- _Stored data entries_
◇ ◇ ◇ ◇ ◇
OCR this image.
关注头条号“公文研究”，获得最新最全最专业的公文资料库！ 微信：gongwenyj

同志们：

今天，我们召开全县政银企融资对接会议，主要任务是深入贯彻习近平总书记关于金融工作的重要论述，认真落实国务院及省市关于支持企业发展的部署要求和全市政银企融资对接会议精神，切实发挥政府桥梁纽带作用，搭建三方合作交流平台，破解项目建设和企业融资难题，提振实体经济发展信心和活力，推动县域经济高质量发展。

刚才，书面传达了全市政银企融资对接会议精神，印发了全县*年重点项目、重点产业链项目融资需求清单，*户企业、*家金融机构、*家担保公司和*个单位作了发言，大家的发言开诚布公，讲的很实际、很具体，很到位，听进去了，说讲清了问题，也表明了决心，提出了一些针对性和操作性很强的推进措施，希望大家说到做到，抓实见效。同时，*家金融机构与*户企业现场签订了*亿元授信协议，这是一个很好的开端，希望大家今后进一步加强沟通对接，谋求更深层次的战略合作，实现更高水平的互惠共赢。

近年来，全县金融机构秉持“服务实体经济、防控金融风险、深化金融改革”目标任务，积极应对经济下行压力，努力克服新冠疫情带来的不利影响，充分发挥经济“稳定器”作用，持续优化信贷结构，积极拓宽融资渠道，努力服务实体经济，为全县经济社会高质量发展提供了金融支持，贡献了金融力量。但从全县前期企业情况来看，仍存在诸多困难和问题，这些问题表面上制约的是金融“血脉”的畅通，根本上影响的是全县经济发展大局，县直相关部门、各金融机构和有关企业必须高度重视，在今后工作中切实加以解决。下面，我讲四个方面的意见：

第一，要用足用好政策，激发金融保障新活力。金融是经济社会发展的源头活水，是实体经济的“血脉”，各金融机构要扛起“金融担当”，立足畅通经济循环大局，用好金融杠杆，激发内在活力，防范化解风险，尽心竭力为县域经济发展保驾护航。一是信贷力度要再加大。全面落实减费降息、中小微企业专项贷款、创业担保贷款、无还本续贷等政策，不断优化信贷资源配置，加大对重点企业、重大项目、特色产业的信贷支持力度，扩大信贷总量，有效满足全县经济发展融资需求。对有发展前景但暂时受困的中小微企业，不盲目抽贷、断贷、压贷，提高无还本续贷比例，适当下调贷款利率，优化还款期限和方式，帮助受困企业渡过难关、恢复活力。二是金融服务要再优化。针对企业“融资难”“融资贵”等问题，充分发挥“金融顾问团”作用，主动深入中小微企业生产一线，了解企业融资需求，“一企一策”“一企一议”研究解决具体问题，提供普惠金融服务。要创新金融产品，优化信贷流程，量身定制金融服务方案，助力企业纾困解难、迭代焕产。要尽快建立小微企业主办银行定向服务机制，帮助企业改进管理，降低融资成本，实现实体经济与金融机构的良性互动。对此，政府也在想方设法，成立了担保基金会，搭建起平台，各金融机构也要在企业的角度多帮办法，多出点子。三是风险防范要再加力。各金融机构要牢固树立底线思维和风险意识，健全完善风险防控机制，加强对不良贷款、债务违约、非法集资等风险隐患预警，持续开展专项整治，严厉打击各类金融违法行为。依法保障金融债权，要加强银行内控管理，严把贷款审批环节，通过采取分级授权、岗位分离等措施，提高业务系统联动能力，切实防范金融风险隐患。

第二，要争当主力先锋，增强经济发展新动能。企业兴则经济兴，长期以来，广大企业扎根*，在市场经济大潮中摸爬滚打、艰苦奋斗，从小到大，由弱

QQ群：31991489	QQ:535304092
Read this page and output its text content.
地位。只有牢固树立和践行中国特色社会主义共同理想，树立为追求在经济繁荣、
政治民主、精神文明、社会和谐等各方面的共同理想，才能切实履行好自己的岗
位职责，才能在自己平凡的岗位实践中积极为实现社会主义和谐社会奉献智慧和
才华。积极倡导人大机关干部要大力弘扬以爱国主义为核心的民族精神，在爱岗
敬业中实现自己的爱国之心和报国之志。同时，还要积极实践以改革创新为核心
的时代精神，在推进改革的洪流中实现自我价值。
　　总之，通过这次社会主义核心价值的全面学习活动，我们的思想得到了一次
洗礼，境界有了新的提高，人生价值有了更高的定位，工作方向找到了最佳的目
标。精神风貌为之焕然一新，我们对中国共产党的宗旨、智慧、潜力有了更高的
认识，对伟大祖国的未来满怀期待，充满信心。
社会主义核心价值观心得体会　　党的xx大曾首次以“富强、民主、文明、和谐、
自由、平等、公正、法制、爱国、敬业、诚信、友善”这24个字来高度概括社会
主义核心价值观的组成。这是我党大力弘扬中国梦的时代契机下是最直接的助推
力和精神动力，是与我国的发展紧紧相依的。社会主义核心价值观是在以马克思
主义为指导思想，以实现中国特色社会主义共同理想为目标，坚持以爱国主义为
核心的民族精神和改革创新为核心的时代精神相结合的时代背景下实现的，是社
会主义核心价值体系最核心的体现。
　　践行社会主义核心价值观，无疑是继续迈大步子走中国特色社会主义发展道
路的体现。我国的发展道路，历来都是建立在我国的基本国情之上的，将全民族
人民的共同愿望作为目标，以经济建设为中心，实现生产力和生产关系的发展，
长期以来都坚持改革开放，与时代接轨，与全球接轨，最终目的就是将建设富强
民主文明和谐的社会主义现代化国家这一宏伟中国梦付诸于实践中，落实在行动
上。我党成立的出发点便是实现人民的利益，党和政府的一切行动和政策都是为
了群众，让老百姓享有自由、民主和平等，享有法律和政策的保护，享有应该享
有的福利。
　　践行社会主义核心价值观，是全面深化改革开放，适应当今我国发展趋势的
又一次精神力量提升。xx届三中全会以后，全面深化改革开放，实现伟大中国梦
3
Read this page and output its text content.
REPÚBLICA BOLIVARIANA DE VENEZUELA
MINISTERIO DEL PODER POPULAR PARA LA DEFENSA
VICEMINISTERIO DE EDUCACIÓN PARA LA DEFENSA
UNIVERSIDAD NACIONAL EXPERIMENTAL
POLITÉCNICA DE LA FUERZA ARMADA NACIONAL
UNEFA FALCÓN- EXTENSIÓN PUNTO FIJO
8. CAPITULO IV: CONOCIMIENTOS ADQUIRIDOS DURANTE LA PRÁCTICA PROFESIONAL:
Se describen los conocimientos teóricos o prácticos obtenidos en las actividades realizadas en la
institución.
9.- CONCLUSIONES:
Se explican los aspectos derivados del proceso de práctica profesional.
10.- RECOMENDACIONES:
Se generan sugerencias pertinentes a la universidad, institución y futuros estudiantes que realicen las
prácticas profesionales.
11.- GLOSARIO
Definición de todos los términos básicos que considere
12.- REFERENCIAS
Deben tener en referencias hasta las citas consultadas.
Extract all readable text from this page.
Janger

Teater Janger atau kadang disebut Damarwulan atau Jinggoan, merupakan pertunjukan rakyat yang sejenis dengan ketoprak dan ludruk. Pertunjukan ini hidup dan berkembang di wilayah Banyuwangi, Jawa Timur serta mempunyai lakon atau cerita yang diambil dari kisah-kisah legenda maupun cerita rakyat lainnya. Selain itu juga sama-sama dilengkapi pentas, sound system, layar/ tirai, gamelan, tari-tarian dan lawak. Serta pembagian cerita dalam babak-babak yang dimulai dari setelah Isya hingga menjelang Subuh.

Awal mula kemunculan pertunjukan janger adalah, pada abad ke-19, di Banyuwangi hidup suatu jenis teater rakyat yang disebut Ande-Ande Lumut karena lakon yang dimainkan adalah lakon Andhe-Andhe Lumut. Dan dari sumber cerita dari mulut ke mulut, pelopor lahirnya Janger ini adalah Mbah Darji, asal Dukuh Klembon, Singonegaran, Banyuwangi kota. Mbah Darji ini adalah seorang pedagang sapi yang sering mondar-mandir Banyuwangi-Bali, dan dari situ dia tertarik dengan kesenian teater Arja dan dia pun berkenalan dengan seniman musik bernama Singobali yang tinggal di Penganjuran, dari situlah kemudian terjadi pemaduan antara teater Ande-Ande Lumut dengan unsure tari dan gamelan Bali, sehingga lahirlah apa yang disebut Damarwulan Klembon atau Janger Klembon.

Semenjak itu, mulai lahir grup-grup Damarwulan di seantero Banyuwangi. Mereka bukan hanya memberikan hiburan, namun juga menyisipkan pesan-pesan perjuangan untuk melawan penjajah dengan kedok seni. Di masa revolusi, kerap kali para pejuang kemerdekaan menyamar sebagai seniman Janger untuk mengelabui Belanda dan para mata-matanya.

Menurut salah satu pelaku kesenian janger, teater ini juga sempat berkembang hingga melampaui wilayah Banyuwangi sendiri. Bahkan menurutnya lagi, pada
◇ ◇ ◇ ◇ ◇
- _Stated task_
Go through the material line by line. Show each line that contains the string "dengan".

- _Solution to this exercise_
Teater Janger atau kadang disebut Damarwulan atau Jinggoan, merupakan pertunjukan rakyat yang sejenis dengan ketoprak dan ludruk. Pertunjukan ini hidup dan berkembang di wilayah Banyuwangi, Jawa Timur serta mempunyai lakon atau cerita yang diambil dari kisah-kisah legenda maupun cerita rakyat lainnya. Selain itu juga sama-sama dilengkapi pentas, sound system, layar/ tirai, gamelan, tari-tarian dan lawak. Serta pembagian cerita dalam babak-babak yang dimulai dari setelah Isya hingga menjelang Subuh.
Awal mula kemunculan pertunjukan janger adalah, pada abad ke-19, di Banyuwangi hidup suatu jenis teater rakyat yang disebut Ande-Ande Lumut karena lakon yang dimainkan adalah lakon Andhe-Andhe Lumut. Dan dari sumber cerita dari mulut ke mulut, pelopor lahirnya Janger ini adalah Mbah Darji, asal Dukuh Klembon, Singonegaran, Banyuwangi kota. Mbah Darji ini adalah seorang pedagang sapi yang sering mondar-mandir Banyuwangi-Bali, dan dari situ dia tertarik dengan kesenian teater Arja dan dia pun berkenalan dengan seniman musik bernama Singobali yang tinggal di Penganjuran, dari situlah kemudian terjadi pemaduan antara teater Ande-Ande Lumut dengan unsure tari dan gamelan Bali, sehingga lahirlah apa yang disebut Damarwulan Klembon atau Janger Klembon.
Semenjak itu, mulai lahir grup-grup Damarwulan di seantero Banyuwangi. Mereka bukan hanya memberikan hiburan, namun juga menyisipkan pesan-pesan perjuangan untuk melawan penjajah dengan kedok seni. Di masa revolusi, kerap kali para pejuang kemerdekaan menyamar sebagai seniman Janger untuk mengelabui Belanda dan para mata-matanya.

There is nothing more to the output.